[Stored records]
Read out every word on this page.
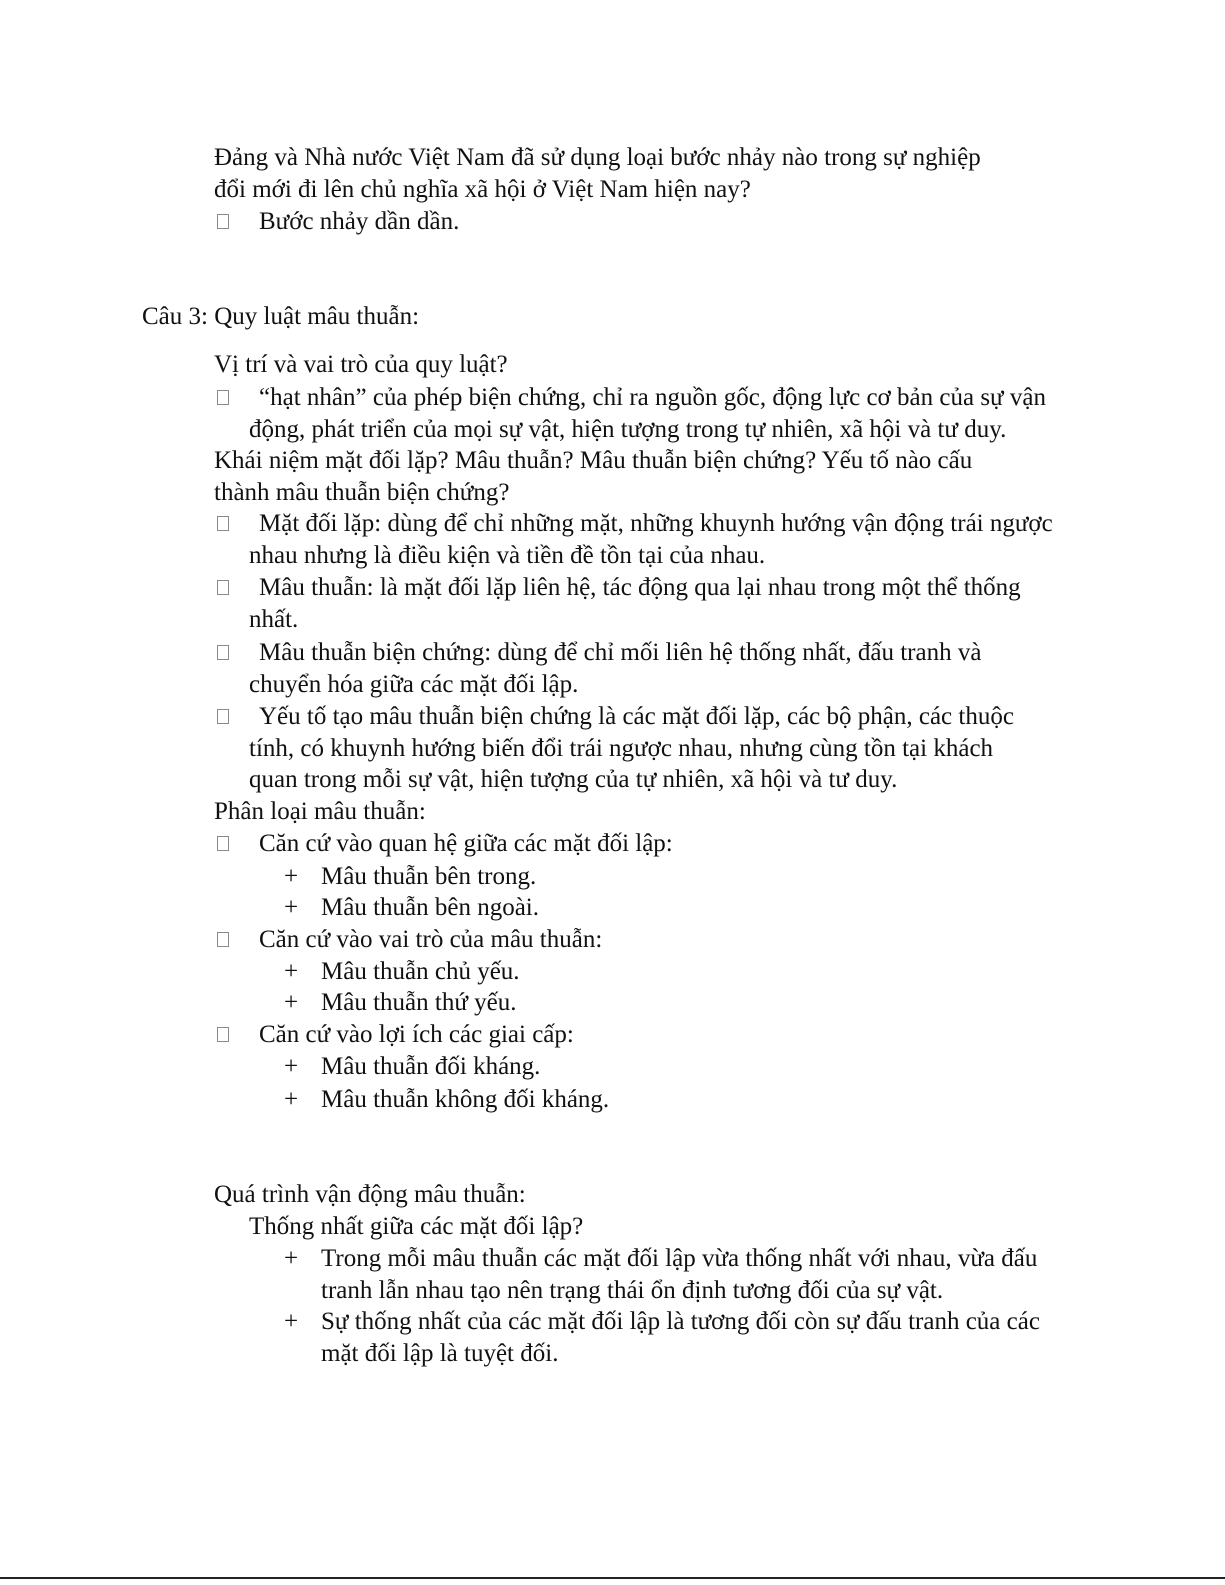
Đảng và Nhà nước Việt Nam đã sử dụng loại bước nhảy nào trong sự nghiệp
đổi mới đi lên chủ nghĩa xã hội ở Việt Nam hiện nay?
Bước nhảy dần dần.
Câu 3: Quy luật mâu thuẫn:
Vị trí và vai trò của quy luật?
“hạt nhân” của phép biện chứng, chỉ ra nguồn gốc, động lực cơ bản của sự vận
động, phát triển của mọi sự vật, hiện tượng trong tự nhiên, xã hội và tư duy.
Khái niệm mặt đối lặp? Mâu thuẫn? Mâu thuẫn biện chứng? Yếu tố nào cấu
thành mâu thuẫn biện chứng?
Mặt đối lặp: dùng để chỉ những mặt, những khuynh hướng vận động trái ngược
nhau nhưng là điều kiện và tiền đề tồn tại của nhau.
Mâu thuẫn: là mặt đối lặp liên hệ, tác động qua lại nhau trong một thể thống
nhất.
Mâu thuẫn biện chứng: dùng để chỉ mối liên hệ thống nhất, đấu tranh và
chuyển hóa giữa các mặt đối lập.
Yếu tố tạo mâu thuẫn biện chứng là các mặt đối lặp, các bộ phận, các thuộc
tính, có khuynh hướng biến đổi trái ngược nhau, nhưng cùng tồn tại khách
quan trong mỗi sự vật, hiện tượng của tự nhiên, xã hội và tư duy.
Phân loại mâu thuẫn:
Căn cứ vào quan hệ giữa các mặt đối lập:
+ Mâu thuẫn bên trong.
+ Mâu thuẫn bên ngoài.
Căn cứ vào vai trò của mâu thuẫn:
+ Mâu thuẫn chủ yếu.
+ Mâu thuẫn thứ yếu.
Căn cứ vào lợi ích các giai cấp:
+ Mâu thuẫn đối kháng.
+ Mâu thuẫn không đối kháng.
Quá trình vận động mâu thuẫn:
Thống nhất giữa các mặt đối lập?
+ Trong mỗi mâu thuẫn các mặt đối lập vừa thống nhất với nhau, vừa đấu
tranh lẫn nhau tạo nên trạng thái ổn định tương đối của sự vật.
+ Sự thống nhất của các mặt đối lập là tương đối còn sự đấu tranh của các
mặt đối lập là tuyệt đối.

> **Prompt**: Output a single number: how many lines contain the word "nhất".

> **Result of this task**: 5